PROBLEM STATEMENT:
Read through the data and report every line in which the word "remunerada" occurs.

SUPPLIED DATA:
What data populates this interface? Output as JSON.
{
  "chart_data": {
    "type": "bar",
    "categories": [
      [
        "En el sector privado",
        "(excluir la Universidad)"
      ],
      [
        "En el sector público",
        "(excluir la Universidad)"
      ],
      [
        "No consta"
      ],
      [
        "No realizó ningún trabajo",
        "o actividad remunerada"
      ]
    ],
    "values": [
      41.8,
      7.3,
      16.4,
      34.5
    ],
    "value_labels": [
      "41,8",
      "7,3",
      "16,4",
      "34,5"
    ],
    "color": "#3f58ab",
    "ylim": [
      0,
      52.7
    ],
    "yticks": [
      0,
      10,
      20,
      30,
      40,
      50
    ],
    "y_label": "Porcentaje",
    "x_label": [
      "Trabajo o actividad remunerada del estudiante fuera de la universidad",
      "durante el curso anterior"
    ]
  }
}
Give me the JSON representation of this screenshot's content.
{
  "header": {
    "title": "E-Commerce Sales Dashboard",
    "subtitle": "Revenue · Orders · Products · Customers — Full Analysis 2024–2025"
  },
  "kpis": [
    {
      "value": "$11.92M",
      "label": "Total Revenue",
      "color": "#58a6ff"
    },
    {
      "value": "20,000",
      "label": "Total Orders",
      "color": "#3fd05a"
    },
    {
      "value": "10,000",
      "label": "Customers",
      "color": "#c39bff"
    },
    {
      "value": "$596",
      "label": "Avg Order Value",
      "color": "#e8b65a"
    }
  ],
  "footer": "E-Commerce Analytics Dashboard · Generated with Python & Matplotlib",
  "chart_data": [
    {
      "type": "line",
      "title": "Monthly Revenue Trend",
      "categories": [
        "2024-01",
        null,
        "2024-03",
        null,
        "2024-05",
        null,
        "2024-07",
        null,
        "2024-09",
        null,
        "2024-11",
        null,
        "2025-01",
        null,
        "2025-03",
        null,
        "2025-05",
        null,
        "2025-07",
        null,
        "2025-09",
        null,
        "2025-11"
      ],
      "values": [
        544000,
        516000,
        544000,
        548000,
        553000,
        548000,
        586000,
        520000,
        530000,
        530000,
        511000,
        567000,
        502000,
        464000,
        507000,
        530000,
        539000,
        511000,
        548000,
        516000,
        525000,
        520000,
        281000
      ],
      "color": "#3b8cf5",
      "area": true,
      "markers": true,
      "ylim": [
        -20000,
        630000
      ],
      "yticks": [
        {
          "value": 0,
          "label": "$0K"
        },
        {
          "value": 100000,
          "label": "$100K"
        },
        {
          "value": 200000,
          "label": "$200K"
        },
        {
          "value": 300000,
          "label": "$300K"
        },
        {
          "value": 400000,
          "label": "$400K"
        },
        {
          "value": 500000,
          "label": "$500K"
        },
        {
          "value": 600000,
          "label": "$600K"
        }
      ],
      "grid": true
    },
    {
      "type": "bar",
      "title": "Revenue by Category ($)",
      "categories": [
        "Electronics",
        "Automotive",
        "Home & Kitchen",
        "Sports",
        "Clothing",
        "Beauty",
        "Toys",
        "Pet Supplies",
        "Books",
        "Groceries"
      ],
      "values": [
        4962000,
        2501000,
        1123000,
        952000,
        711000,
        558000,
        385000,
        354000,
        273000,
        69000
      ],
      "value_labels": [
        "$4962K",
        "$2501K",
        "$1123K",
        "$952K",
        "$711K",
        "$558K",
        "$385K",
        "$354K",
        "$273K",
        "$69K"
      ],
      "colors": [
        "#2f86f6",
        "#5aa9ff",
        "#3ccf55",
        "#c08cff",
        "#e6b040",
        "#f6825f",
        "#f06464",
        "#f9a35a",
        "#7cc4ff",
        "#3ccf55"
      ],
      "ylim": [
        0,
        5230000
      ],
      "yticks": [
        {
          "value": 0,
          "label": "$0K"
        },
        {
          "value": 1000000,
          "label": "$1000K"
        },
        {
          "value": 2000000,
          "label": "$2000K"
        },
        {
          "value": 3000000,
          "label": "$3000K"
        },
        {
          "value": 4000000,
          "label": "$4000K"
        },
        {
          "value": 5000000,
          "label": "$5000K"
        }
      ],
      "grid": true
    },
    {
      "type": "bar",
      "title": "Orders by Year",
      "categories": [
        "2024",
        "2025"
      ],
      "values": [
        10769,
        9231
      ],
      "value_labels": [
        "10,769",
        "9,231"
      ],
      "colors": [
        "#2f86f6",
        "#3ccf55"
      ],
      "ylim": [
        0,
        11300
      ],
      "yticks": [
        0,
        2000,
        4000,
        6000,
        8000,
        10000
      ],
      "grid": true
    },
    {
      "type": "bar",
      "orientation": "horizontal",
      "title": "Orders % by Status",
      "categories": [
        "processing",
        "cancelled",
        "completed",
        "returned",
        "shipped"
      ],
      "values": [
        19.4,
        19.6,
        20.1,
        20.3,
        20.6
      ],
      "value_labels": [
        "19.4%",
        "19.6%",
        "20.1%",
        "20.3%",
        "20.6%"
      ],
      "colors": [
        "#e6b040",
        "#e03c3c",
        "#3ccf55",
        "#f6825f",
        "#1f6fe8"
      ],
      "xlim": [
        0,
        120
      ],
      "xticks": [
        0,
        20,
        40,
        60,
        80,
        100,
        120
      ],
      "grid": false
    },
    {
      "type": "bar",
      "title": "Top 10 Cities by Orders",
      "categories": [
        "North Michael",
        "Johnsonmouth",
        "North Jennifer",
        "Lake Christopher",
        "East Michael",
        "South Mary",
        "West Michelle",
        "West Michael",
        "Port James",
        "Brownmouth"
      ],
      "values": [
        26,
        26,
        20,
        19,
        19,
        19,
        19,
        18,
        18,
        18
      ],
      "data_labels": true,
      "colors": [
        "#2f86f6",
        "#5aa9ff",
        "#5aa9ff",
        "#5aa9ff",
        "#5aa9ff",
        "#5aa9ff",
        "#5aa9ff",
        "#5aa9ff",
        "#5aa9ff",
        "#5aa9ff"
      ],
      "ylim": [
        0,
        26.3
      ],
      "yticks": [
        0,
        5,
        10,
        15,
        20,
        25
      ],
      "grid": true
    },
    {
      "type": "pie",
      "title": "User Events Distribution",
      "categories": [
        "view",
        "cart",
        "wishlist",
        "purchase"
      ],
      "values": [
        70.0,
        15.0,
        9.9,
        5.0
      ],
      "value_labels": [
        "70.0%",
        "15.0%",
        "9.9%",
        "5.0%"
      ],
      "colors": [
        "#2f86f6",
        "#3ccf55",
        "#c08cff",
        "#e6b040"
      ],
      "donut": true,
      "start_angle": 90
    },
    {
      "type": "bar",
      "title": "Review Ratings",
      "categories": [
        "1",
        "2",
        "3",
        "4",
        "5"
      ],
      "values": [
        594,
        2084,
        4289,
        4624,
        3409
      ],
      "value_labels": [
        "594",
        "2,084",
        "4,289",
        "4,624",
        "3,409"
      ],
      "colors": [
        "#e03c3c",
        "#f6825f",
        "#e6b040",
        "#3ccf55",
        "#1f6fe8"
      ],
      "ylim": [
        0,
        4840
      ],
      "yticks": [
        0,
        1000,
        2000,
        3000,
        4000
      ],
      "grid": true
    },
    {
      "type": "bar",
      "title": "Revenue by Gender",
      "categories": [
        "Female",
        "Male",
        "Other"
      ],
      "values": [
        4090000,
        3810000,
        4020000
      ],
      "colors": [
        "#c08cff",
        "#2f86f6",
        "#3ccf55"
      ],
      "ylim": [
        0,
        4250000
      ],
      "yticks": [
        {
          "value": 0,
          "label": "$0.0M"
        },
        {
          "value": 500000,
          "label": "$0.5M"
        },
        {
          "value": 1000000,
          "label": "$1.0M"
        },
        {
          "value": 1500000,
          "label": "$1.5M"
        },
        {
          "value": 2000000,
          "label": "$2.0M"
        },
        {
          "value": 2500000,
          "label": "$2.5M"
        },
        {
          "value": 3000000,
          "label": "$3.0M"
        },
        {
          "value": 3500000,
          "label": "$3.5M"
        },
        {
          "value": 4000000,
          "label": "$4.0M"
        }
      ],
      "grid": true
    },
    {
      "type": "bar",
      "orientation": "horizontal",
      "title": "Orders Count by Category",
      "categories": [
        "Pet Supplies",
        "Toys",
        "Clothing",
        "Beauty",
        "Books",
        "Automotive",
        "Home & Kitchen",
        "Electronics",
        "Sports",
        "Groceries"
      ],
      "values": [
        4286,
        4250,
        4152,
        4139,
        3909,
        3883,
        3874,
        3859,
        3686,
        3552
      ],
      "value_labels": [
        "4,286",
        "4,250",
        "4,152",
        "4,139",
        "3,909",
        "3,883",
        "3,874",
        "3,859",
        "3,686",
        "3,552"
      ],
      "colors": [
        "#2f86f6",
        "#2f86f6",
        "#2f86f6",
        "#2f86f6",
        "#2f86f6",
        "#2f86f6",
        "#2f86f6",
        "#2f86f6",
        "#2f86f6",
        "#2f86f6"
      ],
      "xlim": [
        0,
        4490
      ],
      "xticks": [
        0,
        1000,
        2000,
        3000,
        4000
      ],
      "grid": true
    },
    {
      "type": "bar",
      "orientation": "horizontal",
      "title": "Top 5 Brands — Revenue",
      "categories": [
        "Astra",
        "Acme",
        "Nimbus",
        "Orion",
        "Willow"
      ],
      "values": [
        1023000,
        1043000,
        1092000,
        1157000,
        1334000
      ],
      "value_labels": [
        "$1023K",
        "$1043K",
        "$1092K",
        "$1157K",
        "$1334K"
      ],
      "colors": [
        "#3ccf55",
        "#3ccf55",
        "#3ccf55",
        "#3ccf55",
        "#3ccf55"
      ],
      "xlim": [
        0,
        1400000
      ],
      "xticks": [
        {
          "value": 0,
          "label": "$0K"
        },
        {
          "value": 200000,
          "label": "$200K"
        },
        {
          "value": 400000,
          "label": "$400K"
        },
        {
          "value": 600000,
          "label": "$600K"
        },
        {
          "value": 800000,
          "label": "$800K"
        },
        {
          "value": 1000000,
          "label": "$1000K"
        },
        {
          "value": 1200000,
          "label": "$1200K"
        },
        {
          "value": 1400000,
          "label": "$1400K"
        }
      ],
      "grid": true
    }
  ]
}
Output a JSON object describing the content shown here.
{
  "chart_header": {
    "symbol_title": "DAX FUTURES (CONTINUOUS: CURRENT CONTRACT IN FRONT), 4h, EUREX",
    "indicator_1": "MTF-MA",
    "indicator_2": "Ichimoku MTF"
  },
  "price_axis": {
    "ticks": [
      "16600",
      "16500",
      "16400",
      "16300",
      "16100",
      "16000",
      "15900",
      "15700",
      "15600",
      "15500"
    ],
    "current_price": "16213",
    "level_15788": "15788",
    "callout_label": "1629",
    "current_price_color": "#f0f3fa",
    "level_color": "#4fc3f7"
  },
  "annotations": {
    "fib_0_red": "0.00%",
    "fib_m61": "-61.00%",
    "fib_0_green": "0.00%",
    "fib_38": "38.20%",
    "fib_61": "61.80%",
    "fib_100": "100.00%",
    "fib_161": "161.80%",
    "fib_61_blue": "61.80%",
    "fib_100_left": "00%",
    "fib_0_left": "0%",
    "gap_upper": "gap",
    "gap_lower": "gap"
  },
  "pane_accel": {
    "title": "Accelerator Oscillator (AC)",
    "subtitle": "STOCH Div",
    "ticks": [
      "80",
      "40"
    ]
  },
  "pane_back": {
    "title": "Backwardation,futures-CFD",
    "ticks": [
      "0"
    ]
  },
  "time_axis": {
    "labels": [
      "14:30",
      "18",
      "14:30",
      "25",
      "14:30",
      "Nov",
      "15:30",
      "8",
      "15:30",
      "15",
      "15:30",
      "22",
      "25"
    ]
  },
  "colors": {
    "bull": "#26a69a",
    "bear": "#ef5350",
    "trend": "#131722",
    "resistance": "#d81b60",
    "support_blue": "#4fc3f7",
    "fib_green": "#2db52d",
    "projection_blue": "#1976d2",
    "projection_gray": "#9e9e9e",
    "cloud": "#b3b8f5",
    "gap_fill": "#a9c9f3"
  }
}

ANSWER TO THIS PROBLEM:
        "o actividad remunerada"
      "Trabajo o actividad remunerada del estudiante fuera de la universidad",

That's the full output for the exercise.